PROBLEM TO SOLVE:
Copy each line where the word "content" occurs.

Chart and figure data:
## START

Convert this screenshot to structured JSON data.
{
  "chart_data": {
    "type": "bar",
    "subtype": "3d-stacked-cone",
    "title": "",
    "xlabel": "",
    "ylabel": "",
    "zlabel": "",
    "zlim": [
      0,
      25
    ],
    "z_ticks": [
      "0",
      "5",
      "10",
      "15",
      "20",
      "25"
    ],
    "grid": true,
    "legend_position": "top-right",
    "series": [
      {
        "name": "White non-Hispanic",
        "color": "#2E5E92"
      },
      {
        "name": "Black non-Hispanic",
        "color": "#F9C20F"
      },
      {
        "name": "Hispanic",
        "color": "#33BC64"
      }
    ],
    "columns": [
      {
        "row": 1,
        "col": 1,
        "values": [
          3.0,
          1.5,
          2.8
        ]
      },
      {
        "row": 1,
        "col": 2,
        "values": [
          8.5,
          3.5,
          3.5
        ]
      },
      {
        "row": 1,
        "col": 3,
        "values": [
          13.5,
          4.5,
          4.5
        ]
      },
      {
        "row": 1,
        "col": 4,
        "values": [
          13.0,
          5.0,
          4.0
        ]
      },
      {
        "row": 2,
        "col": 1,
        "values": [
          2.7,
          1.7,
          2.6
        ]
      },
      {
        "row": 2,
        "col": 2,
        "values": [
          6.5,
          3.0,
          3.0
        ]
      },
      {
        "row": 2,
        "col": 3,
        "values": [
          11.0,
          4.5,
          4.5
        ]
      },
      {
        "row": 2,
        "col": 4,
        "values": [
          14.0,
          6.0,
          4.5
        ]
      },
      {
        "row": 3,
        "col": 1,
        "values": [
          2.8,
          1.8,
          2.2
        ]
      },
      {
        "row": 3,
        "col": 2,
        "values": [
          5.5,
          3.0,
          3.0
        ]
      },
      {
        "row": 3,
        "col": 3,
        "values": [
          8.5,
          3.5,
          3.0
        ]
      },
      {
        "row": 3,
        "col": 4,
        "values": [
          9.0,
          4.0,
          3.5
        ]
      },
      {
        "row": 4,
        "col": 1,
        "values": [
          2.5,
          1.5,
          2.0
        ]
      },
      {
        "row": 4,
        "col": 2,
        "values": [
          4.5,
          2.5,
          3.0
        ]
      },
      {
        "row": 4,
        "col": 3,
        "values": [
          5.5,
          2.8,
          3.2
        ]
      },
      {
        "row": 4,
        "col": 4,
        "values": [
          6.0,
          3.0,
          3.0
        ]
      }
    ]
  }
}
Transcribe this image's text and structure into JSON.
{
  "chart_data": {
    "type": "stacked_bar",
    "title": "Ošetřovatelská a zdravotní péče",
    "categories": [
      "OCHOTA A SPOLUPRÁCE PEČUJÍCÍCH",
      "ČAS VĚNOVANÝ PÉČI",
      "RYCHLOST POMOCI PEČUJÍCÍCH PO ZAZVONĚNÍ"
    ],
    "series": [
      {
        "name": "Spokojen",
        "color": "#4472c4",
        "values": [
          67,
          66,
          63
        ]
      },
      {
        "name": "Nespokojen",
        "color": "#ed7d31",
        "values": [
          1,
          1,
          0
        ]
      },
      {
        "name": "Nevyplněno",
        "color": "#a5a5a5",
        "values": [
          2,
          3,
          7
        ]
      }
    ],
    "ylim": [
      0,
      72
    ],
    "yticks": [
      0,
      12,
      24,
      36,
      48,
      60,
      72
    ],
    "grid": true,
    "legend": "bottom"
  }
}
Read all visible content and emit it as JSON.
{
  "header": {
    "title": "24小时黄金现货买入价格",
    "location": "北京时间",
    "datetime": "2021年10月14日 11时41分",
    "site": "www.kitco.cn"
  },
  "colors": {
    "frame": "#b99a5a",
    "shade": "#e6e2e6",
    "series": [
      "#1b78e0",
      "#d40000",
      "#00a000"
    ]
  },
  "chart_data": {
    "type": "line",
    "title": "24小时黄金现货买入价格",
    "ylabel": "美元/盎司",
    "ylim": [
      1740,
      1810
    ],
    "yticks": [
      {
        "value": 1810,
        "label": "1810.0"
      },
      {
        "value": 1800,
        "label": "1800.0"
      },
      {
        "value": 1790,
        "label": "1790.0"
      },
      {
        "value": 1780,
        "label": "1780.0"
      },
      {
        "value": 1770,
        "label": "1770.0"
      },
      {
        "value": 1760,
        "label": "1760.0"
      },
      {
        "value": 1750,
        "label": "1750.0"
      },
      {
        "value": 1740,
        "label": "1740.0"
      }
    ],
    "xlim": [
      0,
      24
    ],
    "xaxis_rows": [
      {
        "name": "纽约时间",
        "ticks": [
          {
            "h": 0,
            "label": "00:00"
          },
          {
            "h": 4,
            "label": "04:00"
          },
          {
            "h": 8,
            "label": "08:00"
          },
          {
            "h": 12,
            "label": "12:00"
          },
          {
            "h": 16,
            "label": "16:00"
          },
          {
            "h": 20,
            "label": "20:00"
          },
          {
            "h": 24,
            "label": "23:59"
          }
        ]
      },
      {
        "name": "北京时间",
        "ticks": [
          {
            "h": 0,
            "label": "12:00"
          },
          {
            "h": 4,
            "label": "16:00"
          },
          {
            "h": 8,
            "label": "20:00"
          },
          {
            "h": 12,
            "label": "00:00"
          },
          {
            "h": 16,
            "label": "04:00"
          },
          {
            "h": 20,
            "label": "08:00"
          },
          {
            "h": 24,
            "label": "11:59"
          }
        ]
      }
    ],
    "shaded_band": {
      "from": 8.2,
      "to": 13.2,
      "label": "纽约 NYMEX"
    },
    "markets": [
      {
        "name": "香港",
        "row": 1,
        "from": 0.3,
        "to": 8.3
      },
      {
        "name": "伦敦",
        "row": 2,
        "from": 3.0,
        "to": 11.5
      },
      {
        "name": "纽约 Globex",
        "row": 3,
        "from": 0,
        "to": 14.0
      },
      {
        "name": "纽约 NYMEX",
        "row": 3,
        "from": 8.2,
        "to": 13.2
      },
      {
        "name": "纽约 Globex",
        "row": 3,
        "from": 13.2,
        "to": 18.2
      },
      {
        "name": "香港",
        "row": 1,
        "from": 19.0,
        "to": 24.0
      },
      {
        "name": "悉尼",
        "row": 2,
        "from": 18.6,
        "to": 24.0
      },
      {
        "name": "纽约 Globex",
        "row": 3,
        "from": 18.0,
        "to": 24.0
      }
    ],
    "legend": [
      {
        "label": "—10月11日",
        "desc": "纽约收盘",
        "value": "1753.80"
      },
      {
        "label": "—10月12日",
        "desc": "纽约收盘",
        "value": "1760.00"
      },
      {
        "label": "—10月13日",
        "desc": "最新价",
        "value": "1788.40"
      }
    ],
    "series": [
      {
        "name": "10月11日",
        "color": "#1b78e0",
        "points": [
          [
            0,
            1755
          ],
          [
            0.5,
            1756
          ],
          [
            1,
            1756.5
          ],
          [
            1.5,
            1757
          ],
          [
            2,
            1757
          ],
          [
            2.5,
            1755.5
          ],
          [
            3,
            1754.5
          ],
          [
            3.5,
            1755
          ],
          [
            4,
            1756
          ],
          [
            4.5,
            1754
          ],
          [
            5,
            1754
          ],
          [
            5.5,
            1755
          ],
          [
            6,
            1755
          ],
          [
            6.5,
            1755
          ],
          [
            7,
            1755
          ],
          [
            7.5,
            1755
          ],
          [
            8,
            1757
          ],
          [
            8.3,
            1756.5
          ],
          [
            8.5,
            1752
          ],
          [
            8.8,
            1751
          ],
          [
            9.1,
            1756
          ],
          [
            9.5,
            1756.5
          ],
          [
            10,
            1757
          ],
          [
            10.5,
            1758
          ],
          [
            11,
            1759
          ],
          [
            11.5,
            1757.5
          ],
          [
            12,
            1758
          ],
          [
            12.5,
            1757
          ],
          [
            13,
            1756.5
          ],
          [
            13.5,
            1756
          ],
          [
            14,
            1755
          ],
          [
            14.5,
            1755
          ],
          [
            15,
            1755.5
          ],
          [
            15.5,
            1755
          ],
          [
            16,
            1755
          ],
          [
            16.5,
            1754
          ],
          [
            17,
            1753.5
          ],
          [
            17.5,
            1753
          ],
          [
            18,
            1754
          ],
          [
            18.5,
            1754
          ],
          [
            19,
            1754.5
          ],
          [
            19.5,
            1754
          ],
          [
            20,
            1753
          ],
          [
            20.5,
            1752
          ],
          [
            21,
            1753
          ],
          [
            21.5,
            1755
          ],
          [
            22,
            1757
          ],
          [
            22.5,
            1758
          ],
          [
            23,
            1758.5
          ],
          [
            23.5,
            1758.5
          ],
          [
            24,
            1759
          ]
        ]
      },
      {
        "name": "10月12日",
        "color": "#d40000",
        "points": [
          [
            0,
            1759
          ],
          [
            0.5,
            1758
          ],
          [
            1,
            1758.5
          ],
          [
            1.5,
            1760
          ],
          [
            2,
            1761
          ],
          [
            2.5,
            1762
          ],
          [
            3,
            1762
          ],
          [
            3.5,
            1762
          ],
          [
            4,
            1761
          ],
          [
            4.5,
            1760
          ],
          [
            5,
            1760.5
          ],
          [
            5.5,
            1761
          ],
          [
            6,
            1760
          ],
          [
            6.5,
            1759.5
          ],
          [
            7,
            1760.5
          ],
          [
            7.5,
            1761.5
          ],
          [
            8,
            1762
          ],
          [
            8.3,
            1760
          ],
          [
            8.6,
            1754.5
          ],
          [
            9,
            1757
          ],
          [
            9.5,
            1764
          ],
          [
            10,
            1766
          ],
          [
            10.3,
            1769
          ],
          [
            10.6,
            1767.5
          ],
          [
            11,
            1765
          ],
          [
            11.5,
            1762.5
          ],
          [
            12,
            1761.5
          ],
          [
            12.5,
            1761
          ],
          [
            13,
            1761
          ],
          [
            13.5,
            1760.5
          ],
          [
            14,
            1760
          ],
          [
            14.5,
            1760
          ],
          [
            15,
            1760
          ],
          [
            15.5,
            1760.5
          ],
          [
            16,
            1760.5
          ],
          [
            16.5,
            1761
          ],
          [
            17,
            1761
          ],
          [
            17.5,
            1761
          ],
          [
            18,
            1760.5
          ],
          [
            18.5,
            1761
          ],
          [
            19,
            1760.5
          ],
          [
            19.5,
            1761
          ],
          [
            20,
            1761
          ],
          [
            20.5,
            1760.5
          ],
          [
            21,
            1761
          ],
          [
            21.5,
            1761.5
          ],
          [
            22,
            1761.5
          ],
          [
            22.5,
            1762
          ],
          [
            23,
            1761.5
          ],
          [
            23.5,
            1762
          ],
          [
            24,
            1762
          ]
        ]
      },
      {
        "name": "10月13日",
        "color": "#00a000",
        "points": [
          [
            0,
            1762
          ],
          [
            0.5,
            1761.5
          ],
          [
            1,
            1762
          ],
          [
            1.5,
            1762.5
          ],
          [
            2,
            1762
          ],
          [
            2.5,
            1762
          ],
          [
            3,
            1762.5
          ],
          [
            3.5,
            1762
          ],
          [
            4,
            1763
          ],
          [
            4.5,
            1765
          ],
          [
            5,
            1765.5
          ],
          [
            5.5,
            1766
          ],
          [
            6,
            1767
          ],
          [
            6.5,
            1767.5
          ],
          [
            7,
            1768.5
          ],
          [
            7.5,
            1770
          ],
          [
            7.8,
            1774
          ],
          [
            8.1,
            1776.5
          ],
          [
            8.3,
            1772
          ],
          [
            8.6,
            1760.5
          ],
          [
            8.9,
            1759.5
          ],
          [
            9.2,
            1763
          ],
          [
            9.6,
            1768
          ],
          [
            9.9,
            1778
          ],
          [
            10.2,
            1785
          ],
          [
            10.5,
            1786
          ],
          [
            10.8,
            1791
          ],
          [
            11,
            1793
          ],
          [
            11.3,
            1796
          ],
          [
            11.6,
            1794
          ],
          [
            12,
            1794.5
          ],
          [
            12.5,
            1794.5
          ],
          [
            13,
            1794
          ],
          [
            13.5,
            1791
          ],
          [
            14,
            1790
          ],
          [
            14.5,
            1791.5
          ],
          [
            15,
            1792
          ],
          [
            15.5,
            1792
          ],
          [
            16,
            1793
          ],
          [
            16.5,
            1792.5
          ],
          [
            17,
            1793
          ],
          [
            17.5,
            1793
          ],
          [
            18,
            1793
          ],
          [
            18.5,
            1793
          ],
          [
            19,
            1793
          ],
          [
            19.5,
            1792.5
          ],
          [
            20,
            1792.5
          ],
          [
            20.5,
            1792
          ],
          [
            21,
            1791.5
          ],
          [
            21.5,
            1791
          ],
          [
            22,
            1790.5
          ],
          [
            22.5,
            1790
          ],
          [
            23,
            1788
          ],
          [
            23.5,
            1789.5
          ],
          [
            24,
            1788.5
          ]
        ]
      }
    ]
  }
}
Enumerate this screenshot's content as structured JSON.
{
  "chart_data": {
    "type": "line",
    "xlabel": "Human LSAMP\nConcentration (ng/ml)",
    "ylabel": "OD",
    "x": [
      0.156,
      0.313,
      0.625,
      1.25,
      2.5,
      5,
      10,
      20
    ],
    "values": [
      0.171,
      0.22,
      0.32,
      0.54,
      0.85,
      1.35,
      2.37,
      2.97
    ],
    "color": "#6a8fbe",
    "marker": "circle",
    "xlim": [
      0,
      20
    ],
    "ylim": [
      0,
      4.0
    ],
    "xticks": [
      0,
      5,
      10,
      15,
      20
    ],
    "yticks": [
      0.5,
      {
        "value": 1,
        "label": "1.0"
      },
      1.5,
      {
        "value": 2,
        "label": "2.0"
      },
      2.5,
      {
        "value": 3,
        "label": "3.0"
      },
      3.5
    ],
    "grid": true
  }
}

## END

PROBLEM SOLUTION:
Read all visible content and emit it as JSON.
Enumerate this screenshot's content as structured JSON.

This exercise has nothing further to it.